* AVAILABLE DATA

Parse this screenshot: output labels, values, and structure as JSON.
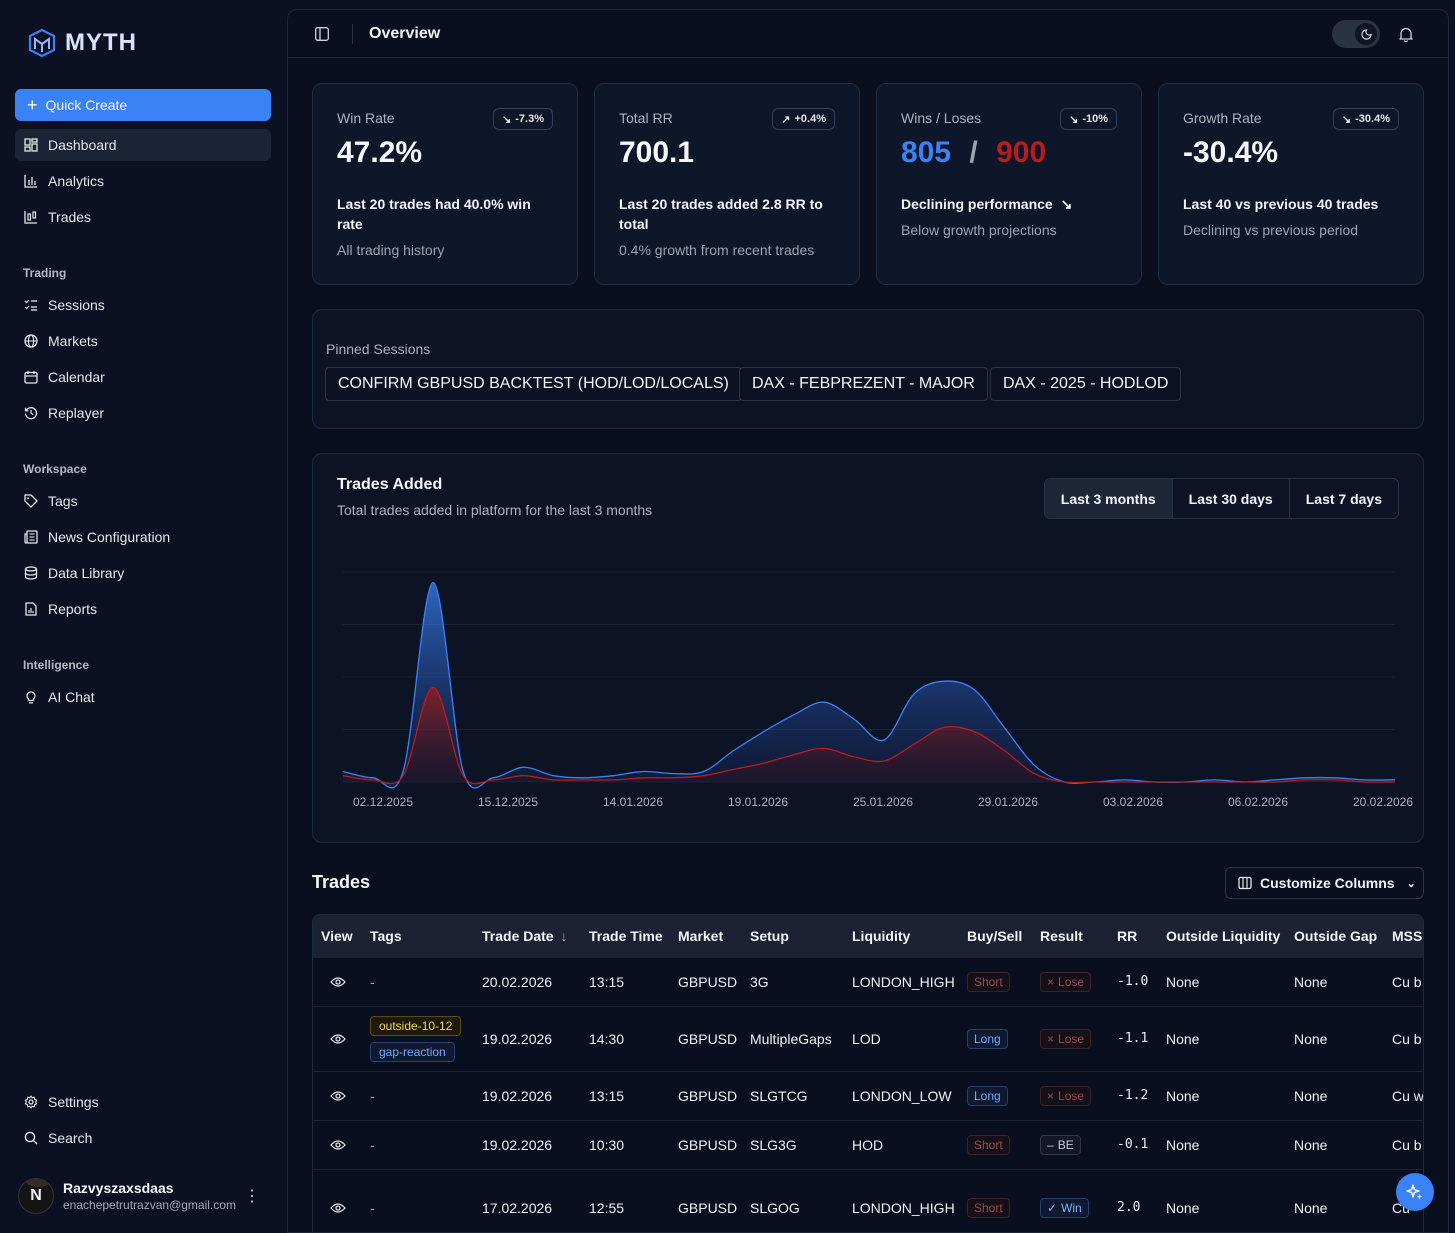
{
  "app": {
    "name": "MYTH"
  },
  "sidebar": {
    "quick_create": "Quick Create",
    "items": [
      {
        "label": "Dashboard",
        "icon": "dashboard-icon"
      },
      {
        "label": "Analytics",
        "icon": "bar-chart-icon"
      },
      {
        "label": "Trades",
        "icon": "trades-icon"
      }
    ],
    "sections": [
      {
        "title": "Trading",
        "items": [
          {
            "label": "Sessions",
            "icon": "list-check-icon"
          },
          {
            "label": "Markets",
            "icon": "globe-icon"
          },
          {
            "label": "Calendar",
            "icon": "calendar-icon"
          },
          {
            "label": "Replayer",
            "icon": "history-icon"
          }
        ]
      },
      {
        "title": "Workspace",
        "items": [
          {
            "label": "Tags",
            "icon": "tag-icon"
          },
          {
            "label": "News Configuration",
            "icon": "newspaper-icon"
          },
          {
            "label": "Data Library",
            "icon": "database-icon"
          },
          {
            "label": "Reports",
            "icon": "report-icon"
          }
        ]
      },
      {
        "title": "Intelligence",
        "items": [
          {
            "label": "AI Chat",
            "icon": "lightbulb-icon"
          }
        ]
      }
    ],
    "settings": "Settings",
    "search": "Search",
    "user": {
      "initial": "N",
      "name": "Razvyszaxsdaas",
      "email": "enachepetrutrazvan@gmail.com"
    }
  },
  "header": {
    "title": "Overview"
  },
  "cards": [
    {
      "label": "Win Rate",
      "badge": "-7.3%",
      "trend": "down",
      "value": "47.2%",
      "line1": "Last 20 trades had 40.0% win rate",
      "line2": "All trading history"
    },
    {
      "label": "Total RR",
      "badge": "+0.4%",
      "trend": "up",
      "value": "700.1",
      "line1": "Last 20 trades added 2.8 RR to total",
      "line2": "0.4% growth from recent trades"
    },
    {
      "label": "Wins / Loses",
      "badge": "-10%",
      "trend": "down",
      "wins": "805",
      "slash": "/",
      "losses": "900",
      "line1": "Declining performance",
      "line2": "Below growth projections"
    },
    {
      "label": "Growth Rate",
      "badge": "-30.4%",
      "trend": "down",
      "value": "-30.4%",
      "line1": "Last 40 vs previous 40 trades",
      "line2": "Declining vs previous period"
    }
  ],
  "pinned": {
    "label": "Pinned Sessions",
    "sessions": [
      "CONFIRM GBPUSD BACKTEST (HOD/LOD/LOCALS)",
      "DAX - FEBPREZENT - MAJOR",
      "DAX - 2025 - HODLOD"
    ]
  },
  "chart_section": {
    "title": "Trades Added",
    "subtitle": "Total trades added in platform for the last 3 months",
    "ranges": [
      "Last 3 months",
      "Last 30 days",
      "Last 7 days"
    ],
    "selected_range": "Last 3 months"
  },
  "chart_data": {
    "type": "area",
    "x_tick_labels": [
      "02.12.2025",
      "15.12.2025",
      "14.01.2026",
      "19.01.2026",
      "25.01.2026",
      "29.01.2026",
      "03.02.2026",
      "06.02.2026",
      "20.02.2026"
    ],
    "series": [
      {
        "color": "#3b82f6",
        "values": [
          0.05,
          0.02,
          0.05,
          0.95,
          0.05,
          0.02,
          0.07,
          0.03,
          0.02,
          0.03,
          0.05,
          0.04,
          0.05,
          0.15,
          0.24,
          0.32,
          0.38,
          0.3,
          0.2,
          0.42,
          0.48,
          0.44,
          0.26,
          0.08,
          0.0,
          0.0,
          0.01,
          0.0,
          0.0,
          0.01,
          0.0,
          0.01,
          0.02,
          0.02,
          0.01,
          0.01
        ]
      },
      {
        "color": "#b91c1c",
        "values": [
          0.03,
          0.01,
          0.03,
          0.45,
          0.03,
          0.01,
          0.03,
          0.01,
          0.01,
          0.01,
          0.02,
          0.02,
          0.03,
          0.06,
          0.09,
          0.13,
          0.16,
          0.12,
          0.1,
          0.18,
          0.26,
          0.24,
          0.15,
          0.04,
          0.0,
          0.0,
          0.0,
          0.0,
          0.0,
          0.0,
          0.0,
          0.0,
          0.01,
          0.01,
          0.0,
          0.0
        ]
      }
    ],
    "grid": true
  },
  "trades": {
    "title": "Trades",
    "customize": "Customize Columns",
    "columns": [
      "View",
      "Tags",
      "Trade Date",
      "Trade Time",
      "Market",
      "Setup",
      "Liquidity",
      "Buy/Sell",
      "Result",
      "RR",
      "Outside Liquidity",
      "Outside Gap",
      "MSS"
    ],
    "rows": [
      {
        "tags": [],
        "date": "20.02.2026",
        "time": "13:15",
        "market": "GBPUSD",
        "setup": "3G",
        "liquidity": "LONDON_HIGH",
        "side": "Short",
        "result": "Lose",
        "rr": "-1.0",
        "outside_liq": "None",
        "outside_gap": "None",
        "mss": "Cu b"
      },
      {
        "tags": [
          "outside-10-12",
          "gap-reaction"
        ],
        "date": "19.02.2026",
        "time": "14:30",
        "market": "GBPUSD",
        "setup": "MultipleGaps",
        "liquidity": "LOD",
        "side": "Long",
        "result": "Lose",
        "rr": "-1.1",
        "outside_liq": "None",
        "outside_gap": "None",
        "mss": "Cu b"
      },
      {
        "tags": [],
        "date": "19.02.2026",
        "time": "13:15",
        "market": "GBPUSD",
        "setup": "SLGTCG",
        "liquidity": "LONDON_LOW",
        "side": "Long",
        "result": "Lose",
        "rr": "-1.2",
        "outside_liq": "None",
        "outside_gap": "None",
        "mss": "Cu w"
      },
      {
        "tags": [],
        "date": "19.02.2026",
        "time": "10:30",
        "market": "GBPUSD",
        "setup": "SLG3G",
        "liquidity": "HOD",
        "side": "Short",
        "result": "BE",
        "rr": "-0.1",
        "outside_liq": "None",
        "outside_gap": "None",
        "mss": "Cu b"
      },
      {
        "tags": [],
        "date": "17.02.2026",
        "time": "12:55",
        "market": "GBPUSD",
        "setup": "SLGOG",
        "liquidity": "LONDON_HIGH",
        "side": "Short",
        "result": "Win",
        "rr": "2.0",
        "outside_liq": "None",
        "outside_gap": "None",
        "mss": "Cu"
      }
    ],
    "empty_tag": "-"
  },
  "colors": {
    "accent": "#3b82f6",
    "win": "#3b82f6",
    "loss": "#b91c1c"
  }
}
* * *
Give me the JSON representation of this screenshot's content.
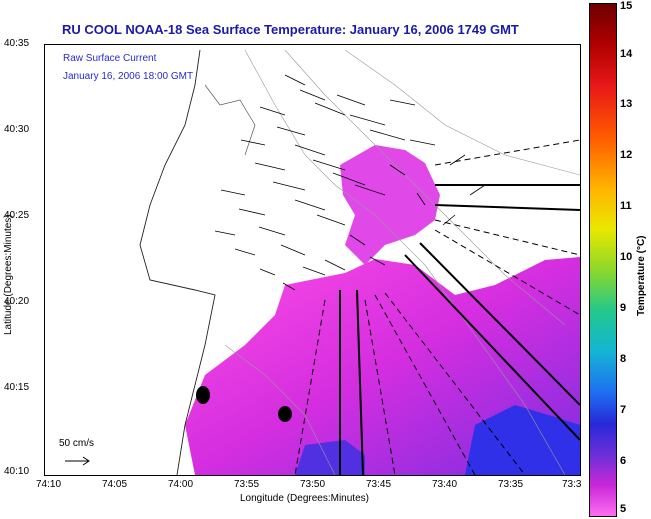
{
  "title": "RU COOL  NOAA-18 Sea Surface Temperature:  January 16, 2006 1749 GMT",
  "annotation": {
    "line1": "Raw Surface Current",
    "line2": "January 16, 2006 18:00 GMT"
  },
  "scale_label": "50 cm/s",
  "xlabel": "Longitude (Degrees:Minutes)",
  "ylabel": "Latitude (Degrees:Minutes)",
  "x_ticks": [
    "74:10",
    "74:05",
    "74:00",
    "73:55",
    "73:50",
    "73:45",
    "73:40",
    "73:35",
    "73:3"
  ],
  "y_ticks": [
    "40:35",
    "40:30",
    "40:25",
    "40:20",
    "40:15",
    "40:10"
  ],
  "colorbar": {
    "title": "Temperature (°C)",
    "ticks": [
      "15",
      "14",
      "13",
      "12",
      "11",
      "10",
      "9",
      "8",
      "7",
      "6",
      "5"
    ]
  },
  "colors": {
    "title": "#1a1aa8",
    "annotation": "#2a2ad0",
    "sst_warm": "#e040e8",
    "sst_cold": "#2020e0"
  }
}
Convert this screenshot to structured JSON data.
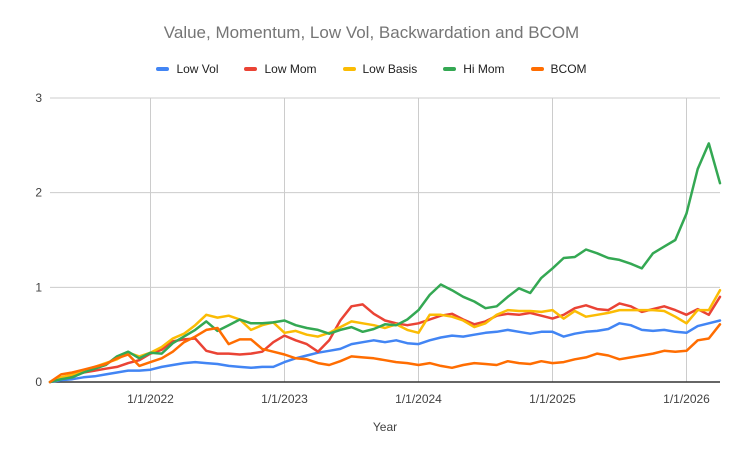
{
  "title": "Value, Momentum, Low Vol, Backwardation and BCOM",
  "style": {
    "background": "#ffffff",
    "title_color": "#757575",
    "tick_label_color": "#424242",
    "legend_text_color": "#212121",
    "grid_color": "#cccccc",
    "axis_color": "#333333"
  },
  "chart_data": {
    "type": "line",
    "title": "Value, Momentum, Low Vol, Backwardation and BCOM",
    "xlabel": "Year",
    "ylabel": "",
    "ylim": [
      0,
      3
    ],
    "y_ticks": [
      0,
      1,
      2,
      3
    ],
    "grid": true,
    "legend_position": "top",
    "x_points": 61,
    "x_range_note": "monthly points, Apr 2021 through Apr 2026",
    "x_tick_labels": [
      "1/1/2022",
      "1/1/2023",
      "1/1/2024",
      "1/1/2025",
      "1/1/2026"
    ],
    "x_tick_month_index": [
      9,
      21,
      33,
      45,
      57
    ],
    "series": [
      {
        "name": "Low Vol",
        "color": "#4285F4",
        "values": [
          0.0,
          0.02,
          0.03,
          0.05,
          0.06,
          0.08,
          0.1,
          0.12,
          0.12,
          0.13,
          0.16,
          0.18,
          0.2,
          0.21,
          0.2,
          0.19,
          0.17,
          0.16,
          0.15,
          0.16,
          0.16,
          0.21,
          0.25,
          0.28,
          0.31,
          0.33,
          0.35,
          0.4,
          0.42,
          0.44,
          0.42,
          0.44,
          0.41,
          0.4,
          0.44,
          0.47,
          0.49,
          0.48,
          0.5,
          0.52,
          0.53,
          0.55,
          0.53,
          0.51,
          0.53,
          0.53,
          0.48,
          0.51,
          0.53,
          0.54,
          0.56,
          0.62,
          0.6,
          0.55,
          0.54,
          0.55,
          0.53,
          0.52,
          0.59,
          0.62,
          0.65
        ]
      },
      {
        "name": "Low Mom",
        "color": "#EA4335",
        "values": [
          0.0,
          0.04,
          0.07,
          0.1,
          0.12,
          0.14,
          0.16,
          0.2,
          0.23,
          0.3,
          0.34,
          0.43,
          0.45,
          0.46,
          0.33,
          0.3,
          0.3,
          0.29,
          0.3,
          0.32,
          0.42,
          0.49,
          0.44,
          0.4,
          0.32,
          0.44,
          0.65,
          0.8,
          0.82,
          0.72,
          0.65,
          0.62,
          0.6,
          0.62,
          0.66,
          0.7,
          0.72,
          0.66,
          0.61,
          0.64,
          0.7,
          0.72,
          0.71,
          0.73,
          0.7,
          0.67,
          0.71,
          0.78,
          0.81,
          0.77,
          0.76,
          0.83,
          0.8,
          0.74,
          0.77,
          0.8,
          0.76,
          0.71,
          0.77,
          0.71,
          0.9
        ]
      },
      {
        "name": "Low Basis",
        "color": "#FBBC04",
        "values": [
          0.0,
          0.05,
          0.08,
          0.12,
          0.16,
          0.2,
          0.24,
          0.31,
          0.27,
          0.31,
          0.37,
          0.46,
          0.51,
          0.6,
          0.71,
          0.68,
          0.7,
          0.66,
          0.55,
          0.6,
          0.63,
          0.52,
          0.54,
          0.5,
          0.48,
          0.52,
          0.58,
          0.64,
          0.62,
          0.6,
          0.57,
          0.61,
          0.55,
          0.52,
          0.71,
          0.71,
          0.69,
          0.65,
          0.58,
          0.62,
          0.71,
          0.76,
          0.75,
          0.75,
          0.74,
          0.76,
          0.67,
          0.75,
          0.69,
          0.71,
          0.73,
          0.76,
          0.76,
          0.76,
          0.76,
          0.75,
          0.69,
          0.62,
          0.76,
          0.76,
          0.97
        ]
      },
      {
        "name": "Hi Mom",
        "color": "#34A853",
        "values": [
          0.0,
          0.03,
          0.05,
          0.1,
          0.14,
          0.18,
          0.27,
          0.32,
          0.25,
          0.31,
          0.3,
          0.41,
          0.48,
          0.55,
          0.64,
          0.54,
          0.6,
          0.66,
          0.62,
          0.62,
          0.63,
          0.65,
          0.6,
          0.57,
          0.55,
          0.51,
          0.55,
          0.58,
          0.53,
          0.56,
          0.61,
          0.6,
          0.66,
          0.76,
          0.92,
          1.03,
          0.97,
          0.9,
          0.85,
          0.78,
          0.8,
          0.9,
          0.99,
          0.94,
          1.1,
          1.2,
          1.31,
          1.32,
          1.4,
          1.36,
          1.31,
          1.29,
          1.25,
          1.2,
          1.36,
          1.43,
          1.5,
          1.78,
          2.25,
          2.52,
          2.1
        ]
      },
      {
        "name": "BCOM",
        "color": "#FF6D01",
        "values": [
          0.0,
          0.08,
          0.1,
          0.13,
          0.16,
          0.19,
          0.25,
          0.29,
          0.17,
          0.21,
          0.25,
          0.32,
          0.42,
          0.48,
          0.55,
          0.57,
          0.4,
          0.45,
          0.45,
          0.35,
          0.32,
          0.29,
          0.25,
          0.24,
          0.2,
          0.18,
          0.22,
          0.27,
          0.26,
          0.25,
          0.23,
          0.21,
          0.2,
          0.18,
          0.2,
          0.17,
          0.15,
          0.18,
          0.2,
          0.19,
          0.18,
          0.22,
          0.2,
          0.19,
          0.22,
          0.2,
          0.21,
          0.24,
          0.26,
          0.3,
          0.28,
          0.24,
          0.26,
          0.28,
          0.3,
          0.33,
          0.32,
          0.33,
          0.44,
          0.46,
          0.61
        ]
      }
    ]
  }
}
---
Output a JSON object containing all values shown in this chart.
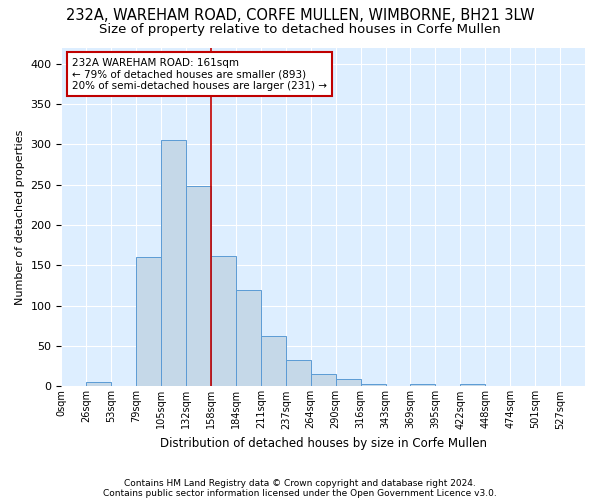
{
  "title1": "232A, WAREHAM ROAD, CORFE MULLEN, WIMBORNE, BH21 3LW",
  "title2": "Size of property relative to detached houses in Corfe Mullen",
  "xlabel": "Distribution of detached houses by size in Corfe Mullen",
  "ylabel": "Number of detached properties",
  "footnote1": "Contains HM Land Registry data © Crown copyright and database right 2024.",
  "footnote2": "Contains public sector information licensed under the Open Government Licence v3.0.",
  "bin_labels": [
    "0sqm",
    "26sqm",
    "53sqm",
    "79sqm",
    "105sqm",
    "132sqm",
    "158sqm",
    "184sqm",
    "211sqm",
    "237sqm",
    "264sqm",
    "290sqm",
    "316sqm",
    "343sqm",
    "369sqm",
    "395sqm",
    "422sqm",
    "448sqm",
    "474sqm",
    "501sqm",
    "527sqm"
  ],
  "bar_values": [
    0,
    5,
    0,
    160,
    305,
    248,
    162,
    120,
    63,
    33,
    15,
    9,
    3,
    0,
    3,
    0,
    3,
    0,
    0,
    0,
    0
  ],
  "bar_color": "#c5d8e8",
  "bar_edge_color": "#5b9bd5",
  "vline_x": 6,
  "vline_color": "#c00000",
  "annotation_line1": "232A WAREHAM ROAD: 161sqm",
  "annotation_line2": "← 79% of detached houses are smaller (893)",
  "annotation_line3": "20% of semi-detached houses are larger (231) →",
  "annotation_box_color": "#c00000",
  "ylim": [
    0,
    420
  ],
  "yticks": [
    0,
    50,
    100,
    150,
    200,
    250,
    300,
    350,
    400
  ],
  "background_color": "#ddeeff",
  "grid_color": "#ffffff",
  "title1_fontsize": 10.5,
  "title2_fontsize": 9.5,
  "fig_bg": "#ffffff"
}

* DO THIS
Copy all lines from the entries that contain the word "Backwardation".

* ANSWER TO THIS PROBLEM
  "title": "Value, Momentum, Low Vol, Backwardation and BCOM",
    "title": "Value, Momentum, Low Vol, Backwardation and BCOM",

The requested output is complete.